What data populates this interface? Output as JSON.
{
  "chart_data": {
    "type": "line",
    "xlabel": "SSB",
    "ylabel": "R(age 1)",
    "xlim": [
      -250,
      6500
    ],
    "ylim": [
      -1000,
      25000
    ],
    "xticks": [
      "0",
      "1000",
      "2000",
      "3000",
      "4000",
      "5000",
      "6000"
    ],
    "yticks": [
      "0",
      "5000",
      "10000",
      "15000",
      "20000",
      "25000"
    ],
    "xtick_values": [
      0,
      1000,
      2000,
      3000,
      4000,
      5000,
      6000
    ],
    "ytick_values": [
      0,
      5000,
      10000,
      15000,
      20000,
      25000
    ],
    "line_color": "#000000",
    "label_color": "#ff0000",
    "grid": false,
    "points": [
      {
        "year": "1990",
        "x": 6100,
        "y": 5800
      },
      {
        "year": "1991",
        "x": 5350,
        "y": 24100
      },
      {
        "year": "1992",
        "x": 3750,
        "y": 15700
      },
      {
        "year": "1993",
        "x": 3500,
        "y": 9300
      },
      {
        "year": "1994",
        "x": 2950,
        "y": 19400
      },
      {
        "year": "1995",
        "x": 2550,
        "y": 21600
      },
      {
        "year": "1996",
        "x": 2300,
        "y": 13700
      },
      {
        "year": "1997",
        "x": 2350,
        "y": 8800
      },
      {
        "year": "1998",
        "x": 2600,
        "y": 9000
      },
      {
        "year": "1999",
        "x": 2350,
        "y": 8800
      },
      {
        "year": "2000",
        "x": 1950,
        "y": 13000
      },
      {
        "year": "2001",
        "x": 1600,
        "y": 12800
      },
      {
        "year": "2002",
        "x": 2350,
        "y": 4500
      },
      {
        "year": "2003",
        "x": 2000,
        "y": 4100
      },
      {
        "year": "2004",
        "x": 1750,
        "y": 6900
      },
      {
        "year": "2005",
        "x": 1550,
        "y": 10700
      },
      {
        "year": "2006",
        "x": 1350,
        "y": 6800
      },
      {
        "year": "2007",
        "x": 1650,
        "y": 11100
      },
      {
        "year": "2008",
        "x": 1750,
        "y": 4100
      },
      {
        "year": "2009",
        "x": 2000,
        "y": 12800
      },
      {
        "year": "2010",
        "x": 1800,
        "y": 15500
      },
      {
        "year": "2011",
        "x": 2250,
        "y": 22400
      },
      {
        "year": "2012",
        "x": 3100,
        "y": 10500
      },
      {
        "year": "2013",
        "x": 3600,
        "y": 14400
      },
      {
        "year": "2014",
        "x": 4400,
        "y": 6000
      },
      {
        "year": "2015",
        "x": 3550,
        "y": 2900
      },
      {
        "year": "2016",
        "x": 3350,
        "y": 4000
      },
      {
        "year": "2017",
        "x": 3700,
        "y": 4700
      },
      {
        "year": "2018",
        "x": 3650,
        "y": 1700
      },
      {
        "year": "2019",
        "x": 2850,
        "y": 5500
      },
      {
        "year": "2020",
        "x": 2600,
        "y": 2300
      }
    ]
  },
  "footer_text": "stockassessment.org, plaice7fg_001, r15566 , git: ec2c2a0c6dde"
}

::::

* _Problem details_: Return each entry from the material above exactly as it appears.

* _Final result_:
What data populates this interface? Output as JSON.
{
  "chart_data": {
    "type": "line",
    "xlabel": "SSB",
    "ylabel": "R(age 1)",
    "xlim": [
      -250,
      6500
    ],
    "ylim": [
      -1000,
      25000
    ],
    "xticks": [
      "0",
      "1000",
      "2000",
      "3000",
      "4000",
      "5000",
      "6000"
    ],
    "yticks": [
      "0",
      "5000",
      "10000",
      "15000",
      "20000",
      "25000"
    ],
    "xtick_values": [
      0,
      1000,
      2000,
      3000,
      4000,
      5000,
      6000
    ],
    "ytick_values": [
      0,
      5000,
      10000,
      15000,
      20000,
      25000
    ],
    "line_color": "#000000",
    "label_color": "#ff0000",
    "grid": false,
    "points": [
      {
        "year": "1990",
        "x": 6100,
        "y": 5800
      },
      {
        "year": "1991",
        "x": 5350,
        "y": 24100
      },
      {
        "year": "1992",
        "x": 3750,
        "y": 15700
      },
      {
        "year": "1993",
        "x": 3500,
        "y": 9300
      },
      {
        "year": "1994",
        "x": 2950,
        "y": 19400
      },
      {
        "year": "1995",
        "x": 2550,
        "y": 21600
      },
      {
        "year": "1996",
        "x": 2300,
        "y": 13700
      },
      {
        "year": "1997",
        "x": 2350,
        "y": 8800
      },
      {
        "year": "1998",
        "x": 2600,
        "y": 9000
      },
      {
        "year": "1999",
        "x": 2350,
        "y": 8800
      },
      {
        "year": "2000",
        "x": 1950,
        "y": 13000
      },
      {
        "year": "2001",
        "x": 1600,
        "y": 12800
      },
      {
        "year": "2002",
        "x": 2350,
        "y": 4500
      },
      {
        "year": "2003",
        "x": 2000,
        "y": 4100
      },
      {
        "year": "2004",
        "x": 1750,
        "y": 6900
      },
      {
        "year": "2005",
        "x": 1550,
        "y": 10700
      },
      {
        "year": "2006",
        "x": 1350,
        "y": 6800
      },
      {
        "year": "2007",
        "x": 1650,
        "y": 11100
      },
      {
        "year": "2008",
        "x": 1750,
        "y": 4100
      },
      {
        "year": "2009",
        "x": 2000,
        "y": 12800
      },
      {
        "year": "2010",
        "x": 1800,
        "y": 15500
      },
      {
        "year": "2011",
        "x": 2250,
        "y": 22400
      },
      {
        "year": "2012",
        "x": 3100,
        "y": 10500
      },
      {
        "year": "2013",
        "x": 3600,
        "y": 14400
      },
      {
        "year": "2014",
        "x": 4400,
        "y": 6000
      },
      {
        "year": "2015",
        "x": 3550,
        "y": 2900
      },
      {
        "year": "2016",
        "x": 3350,
        "y": 4000
      },
      {
        "year": "2017",
        "x": 3700,
        "y": 4700
      },
      {
        "year": "2018",
        "x": 3650,
        "y": 1700
      },
      {
        "year": "2019",
        "x": 2850,
        "y": 5500
      },
      {
        "year": "2020",
        "x": 2600,
        "y": 2300
      }
    ]
  },
  "footer_text": "stockassessment.org, plaice7fg_001, r15566 , git: ec2c2a0c6dde"
}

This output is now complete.